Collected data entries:
———

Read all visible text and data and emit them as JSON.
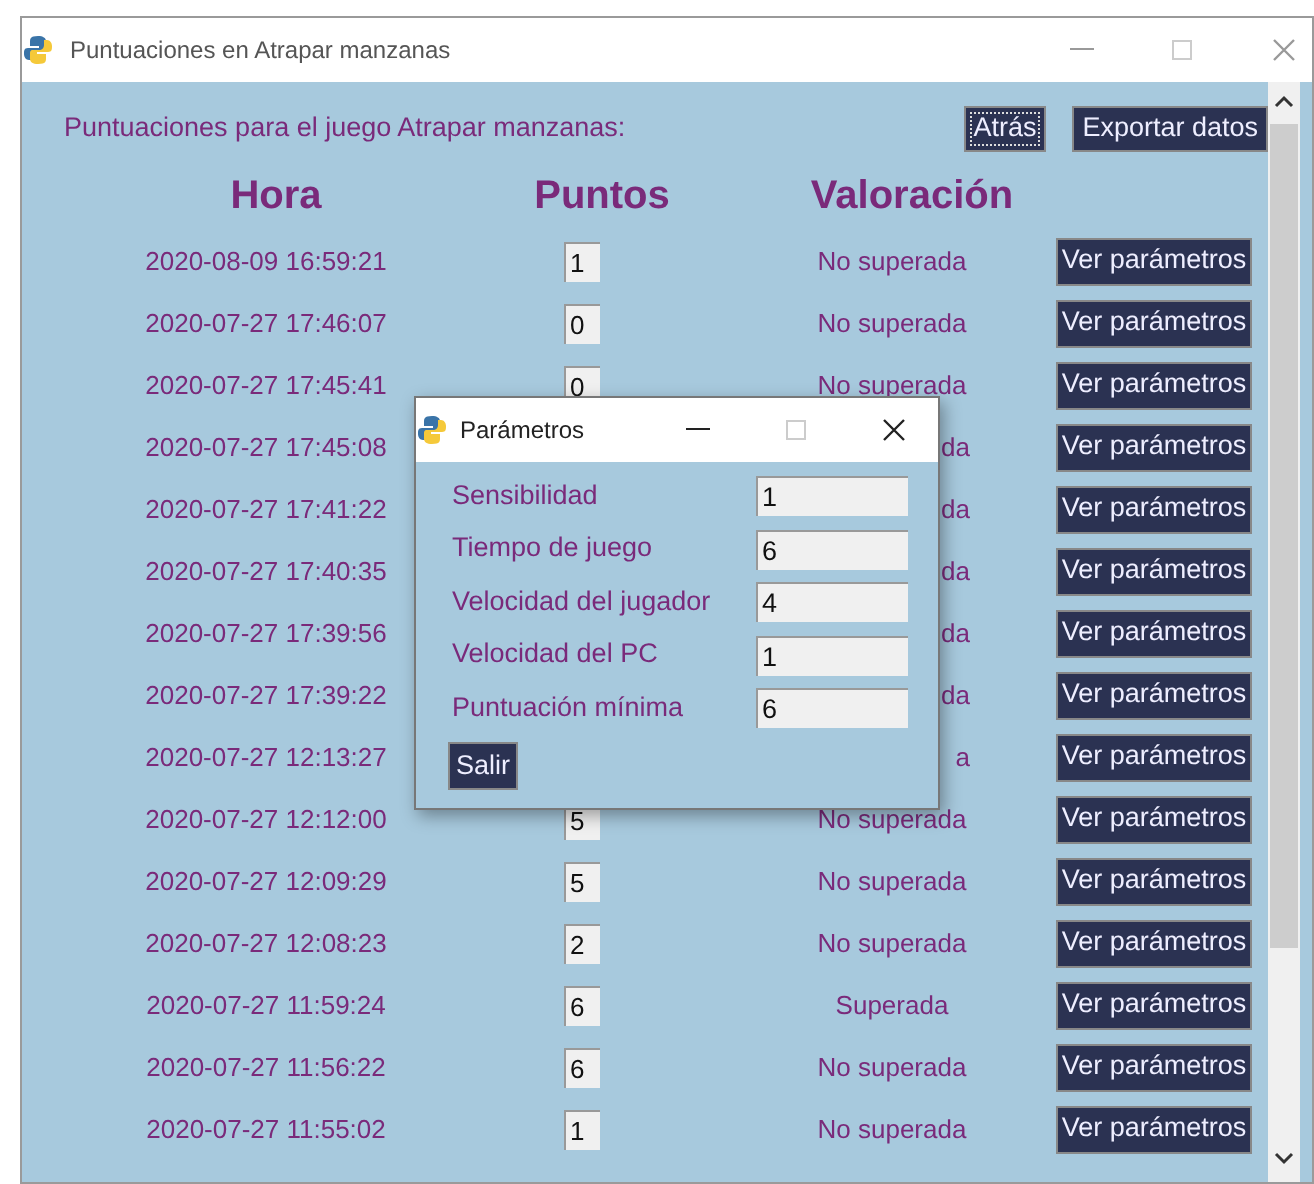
{
  "window": {
    "title": "Puntuaciones en Atrapar manzanas"
  },
  "heading": "Puntuaciones para el juego Atrapar manzanas:",
  "buttons": [
    {
      "label": "Atrás",
      "focused": true
    },
    {
      "label": "Exportar datos",
      "focused": false
    }
  ],
  "columns": [
    "Hora",
    "Puntos",
    "Valoración"
  ],
  "rows": [
    {
      "time": "2020-08-09 16:59:21",
      "points": "1",
      "rating": "No superada",
      "covered": false,
      "button": "Ver parámetros"
    },
    {
      "time": "2020-07-27 17:46:07",
      "points": "0",
      "rating": "No superada",
      "covered": false,
      "button": "Ver parámetros"
    },
    {
      "time": "2020-07-27 17:45:41",
      "points": "0",
      "rating": "No superada",
      "covered": false,
      "button": "Ver parámetros"
    },
    {
      "time": "2020-07-27 17:45:08",
      "rating": "da",
      "covered": true,
      "button": "Ver parámetros"
    },
    {
      "time": "2020-07-27 17:41:22",
      "rating": "da",
      "covered": true,
      "button": "Ver parámetros"
    },
    {
      "time": "2020-07-27 17:40:35",
      "rating": "da",
      "covered": true,
      "button": "Ver parámetros"
    },
    {
      "time": "2020-07-27 17:39:56",
      "rating": "da",
      "covered": true,
      "button": "Ver parámetros"
    },
    {
      "time": "2020-07-27 17:39:22",
      "rating": "da",
      "covered": true,
      "button": "Ver parámetros"
    },
    {
      "time": "2020-07-27 12:13:27",
      "rating": "a",
      "covered": true,
      "button": "Ver parámetros"
    },
    {
      "time": "2020-07-27 12:12:00",
      "points": "5",
      "rating": "No superada",
      "covered": false,
      "button": "Ver parámetros"
    },
    {
      "time": "2020-07-27 12:09:29",
      "points": "5",
      "rating": "No superada",
      "covered": false,
      "button": "Ver parámetros"
    },
    {
      "time": "2020-07-27 12:08:23",
      "points": "2",
      "rating": "No superada",
      "covered": false,
      "button": "Ver parámetros"
    },
    {
      "time": "2020-07-27 11:59:24",
      "points": "6",
      "rating": "Superada",
      "covered": false,
      "button": "Ver parámetros"
    },
    {
      "time": "2020-07-27 11:56:22",
      "points": "6",
      "rating": "No superada",
      "covered": false,
      "button": "Ver parámetros"
    },
    {
      "time": "2020-07-27 11:55:02",
      "points": "1",
      "rating": "No superada",
      "covered": false,
      "button": "Ver parámetros"
    }
  ],
  "dialog": {
    "title": "Parámetros",
    "fields": [
      {
        "label": "Sensibilidad",
        "value": "1"
      },
      {
        "label": "Tiempo de juego",
        "value": "6"
      },
      {
        "label": "Velocidad del jugador",
        "value": "4"
      },
      {
        "label": "Velocidad del PC",
        "value": "1"
      },
      {
        "label": "Puntuación mínima",
        "value": "6"
      }
    ],
    "button": "Salir"
  }
}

———

Pictures in the records above are not copied; print everything else exactly.

Read all visible text and data and emit them as JSON.
{
  "window": {
    "title": "Puntuaciones en Atrapar manzanas"
  },
  "heading": "Puntuaciones para el juego Atrapar manzanas:",
  "buttons": [
    {
      "label": "Atrás",
      "focused": true
    },
    {
      "label": "Exportar datos",
      "focused": false
    }
  ],
  "columns": [
    "Hora",
    "Puntos",
    "Valoración"
  ],
  "rows": [
    {
      "time": "2020-08-09 16:59:21",
      "points": "1",
      "rating": "No superada",
      "covered": false,
      "button": "Ver parámetros"
    },
    {
      "time": "2020-07-27 17:46:07",
      "points": "0",
      "rating": "No superada",
      "covered": false,
      "button": "Ver parámetros"
    },
    {
      "time": "2020-07-27 17:45:41",
      "points": "0",
      "rating": "No superada",
      "covered": false,
      "button": "Ver parámetros"
    },
    {
      "time": "2020-07-27 17:45:08",
      "rating": "da",
      "covered": true,
      "button": "Ver parámetros"
    },
    {
      "time": "2020-07-27 17:41:22",
      "rating": "da",
      "covered": true,
      "button": "Ver parámetros"
    },
    {
      "time": "2020-07-27 17:40:35",
      "rating": "da",
      "covered": true,
      "button": "Ver parámetros"
    },
    {
      "time": "2020-07-27 17:39:56",
      "rating": "da",
      "covered": true,
      "button": "Ver parámetros"
    },
    {
      "time": "2020-07-27 17:39:22",
      "rating": "da",
      "covered": true,
      "button": "Ver parámetros"
    },
    {
      "time": "2020-07-27 12:13:27",
      "rating": "a",
      "covered": true,
      "button": "Ver parámetros"
    },
    {
      "time": "2020-07-27 12:12:00",
      "points": "5",
      "rating": "No superada",
      "covered": false,
      "button": "Ver parámetros"
    },
    {
      "time": "2020-07-27 12:09:29",
      "points": "5",
      "rating": "No superada",
      "covered": false,
      "button": "Ver parámetros"
    },
    {
      "time": "2020-07-27 12:08:23",
      "points": "2",
      "rating": "No superada",
      "covered": false,
      "button": "Ver parámetros"
    },
    {
      "time": "2020-07-27 11:59:24",
      "points": "6",
      "rating": "Superada",
      "covered": false,
      "button": "Ver parámetros"
    },
    {
      "time": "2020-07-27 11:56:22",
      "points": "6",
      "rating": "No superada",
      "covered": false,
      "button": "Ver parámetros"
    },
    {
      "time": "2020-07-27 11:55:02",
      "points": "1",
      "rating": "No superada",
      "covered": false,
      "button": "Ver parámetros"
    }
  ],
  "dialog": {
    "title": "Parámetros",
    "fields": [
      {
        "label": "Sensibilidad",
        "value": "1"
      },
      {
        "label": "Tiempo de juego",
        "value": "6"
      },
      {
        "label": "Velocidad del jugador",
        "value": "4"
      },
      {
        "label": "Velocidad del PC",
        "value": "1"
      },
      {
        "label": "Puntuación mínima",
        "value": "6"
      }
    ],
    "button": "Salir"
  }
}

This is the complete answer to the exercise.